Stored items
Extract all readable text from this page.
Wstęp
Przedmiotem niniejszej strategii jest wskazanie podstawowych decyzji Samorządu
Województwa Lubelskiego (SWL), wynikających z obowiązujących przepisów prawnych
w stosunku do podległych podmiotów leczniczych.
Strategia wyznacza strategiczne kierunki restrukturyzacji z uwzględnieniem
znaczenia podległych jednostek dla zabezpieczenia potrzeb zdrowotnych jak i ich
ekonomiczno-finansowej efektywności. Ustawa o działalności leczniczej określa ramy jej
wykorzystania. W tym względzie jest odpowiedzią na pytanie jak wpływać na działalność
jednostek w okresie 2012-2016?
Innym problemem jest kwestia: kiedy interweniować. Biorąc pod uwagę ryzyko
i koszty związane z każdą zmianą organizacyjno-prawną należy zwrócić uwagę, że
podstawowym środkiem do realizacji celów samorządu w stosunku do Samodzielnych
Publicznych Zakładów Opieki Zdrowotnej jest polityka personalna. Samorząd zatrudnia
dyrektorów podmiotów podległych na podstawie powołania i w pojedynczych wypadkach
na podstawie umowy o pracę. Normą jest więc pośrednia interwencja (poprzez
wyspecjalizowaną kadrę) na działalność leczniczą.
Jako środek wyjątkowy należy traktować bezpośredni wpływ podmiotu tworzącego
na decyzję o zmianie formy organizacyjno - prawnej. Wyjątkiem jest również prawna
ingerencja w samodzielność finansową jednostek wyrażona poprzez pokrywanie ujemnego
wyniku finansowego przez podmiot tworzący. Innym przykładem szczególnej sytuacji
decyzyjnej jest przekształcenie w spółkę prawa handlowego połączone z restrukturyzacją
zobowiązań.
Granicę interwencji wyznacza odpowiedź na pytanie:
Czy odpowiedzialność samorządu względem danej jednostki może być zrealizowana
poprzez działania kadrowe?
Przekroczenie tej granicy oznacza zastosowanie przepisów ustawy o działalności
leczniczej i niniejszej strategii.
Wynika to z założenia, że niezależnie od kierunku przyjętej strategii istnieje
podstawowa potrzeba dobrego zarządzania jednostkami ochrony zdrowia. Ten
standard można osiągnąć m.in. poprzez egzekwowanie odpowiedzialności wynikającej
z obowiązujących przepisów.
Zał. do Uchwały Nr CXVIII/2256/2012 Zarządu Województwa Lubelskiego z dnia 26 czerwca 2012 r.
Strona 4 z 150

Task to complete:
All entries shown above should be printed again exactly.

The solution:
Extract all readable text from this page.
Wstęp
Przedmiotem niniejszej strategii jest wskazanie podstawowych decyzji Samorządu
Województwa Lubelskiego (SWL), wynikających z obowiązujących przepisów prawnych
w stosunku do podległych podmiotów leczniczych.
Strategia wyznacza strategiczne kierunki restrukturyzacji z uwzględnieniem
znaczenia podległych jednostek dla zabezpieczenia potrzeb zdrowotnych jak i ich
ekonomiczno-finansowej efektywności. Ustawa o działalności leczniczej określa ramy jej
wykorzystania. W tym względzie jest odpowiedzią na pytanie jak wpływać na działalność
jednostek w okresie 2012-2016?
Innym problemem jest kwestia: kiedy interweniować. Biorąc pod uwagę ryzyko
i koszty związane z każdą zmianą organizacyjno-prawną należy zwrócić uwagę, że
podstawowym środkiem do realizacji celów samorządu w stosunku do Samodzielnych
Publicznych Zakładów Opieki Zdrowotnej jest polityka personalna. Samorząd zatrudnia
dyrektorów podmiotów podległych na podstawie powołania i w pojedynczych wypadkach
na podstawie umowy o pracę. Normą jest więc pośrednia interwencja (poprzez
wyspecjalizowaną kadrę) na działalność leczniczą.
Jako środek wyjątkowy należy traktować bezpośredni wpływ podmiotu tworzącego
na decyzję o zmianie formy organizacyjno - prawnej. Wyjątkiem jest również prawna
ingerencja w samodzielność finansową jednostek wyrażona poprzez pokrywanie ujemnego
wyniku finansowego przez podmiot tworzący. Innym przykładem szczególnej sytuacji
decyzyjnej jest przekształcenie w spółkę prawa handlowego połączone z restrukturyzacją
zobowiązań.
Granicę interwencji wyznacza odpowiedź na pytanie:
Czy odpowiedzialność samorządu względem danej jednostki może być zrealizowana
poprzez działania kadrowe?
Przekroczenie tej granicy oznacza zastosowanie przepisów ustawy o działalności
leczniczej i niniejszej strategii.
Wynika to z założenia, że niezależnie od kierunku przyjętej strategii istnieje
podstawowa potrzeba dobrego zarządzania jednostkami ochrony zdrowia. Ten
standard można osiągnąć m.in. poprzez egzekwowanie odpowiedzialności wynikającej
z obowiązujących przepisów.
Zał. do Uchwały Nr CXVIII/2256/2012 Zarządu Województwa Lubelskiego z dnia 26 czerwca 2012 r.
Strona 4 z 150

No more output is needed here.